◆ Instructions to follow: Without the pictures, set down every line of the data exactly.

+++ Input +++

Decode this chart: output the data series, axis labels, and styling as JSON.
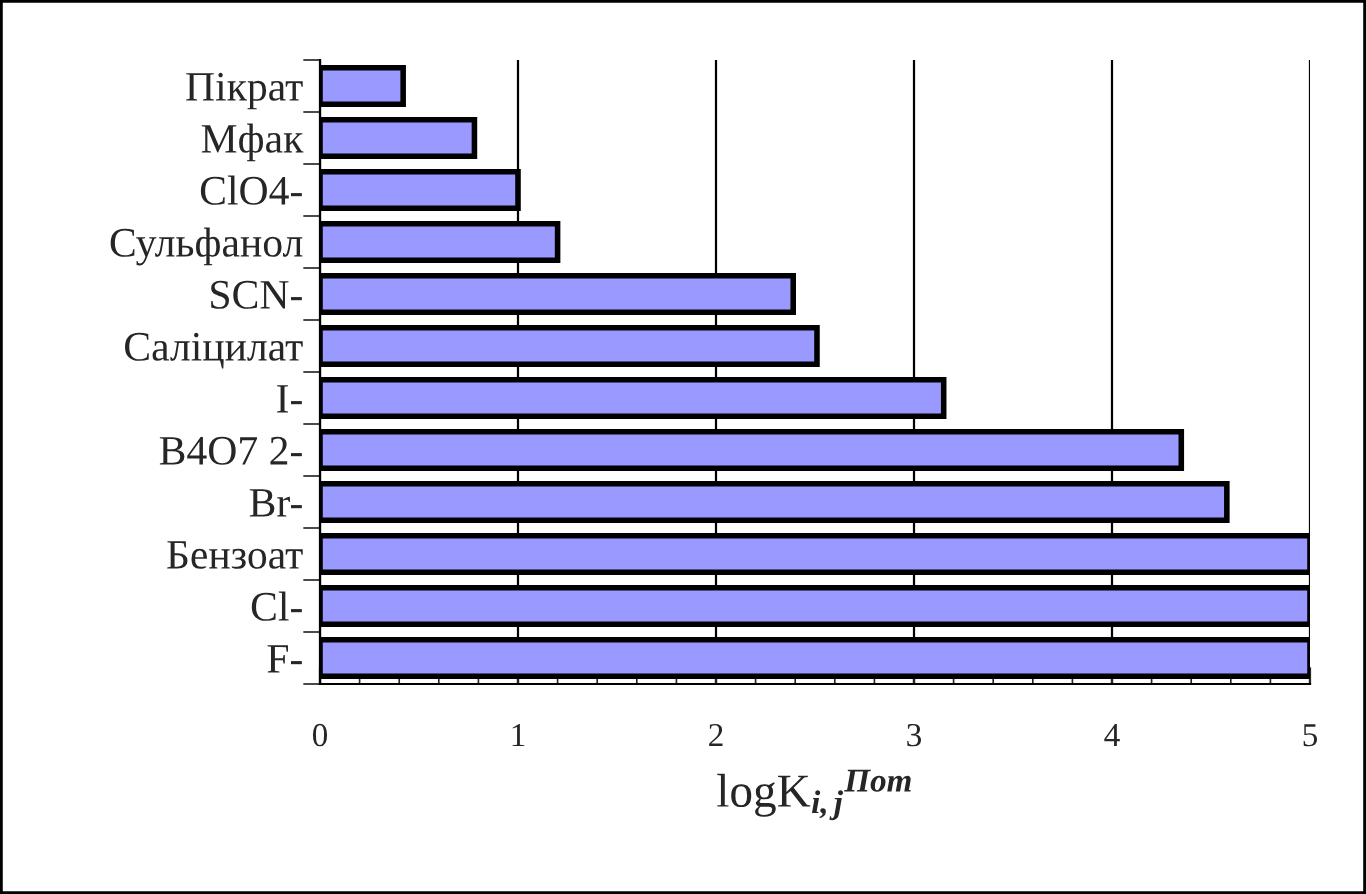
{
  "chart_data": {
    "type": "bar",
    "orientation": "horizontal",
    "xlabel": "logK$_{i,j}$$^{Пот}$",
    "categories": [
      "Пікрат",
      "Мфак",
      "ClO4-",
      "Сульфанол",
      "SCN-",
      "Саліцилат",
      "I-",
      "B4O7 2-",
      "Br-",
      "Бензоат",
      "Cl-",
      "F-"
    ],
    "values": [
      0.42,
      0.78,
      1.0,
      1.2,
      2.39,
      2.51,
      3.15,
      4.35,
      4.58,
      5.0,
      5.0,
      5.0
    ],
    "color": "#9999ff",
    "xlim": [
      0,
      5
    ],
    "xticks": [
      0,
      1,
      2,
      3,
      4,
      5
    ],
    "grid": "x",
    "legend": false
  }
}
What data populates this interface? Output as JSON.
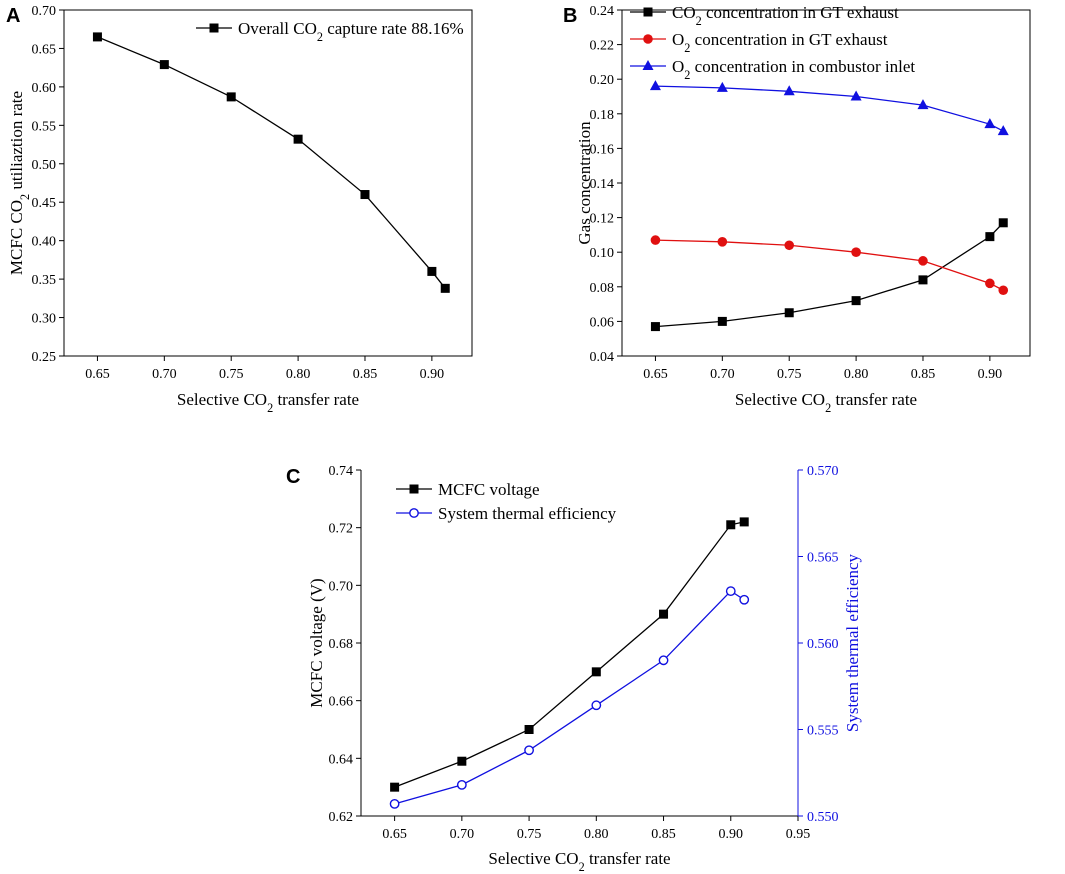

+++

◆ Reply to the exercise:
Decode this chart: output the data series, axis labels, and styling as JSON.
{
  "chart_data": {
    "type": "bar",
    "orientation": "horizontal",
    "xlabel": "logK$_{i,j}$$^{Пот}$",
    "categories": [
      "Пікрат",
      "Мфак",
      "ClO4-",
      "Сульфанол",
      "SCN-",
      "Саліцилат",
      "I-",
      "B4O7 2-",
      "Br-",
      "Бензоат",
      "Cl-",
      "F-"
    ],
    "values": [
      0.42,
      0.78,
      1.0,
      1.2,
      2.39,
      2.51,
      3.15,
      4.35,
      4.58,
      5.0,
      5.0,
      5.0
    ],
    "color": "#9999ff",
    "xlim": [
      0,
      5
    ],
    "xticks": [
      0,
      1,
      2,
      3,
      4,
      5
    ],
    "grid": "x",
    "legend": false
  }
}
What data populates this interface? Output as JSON.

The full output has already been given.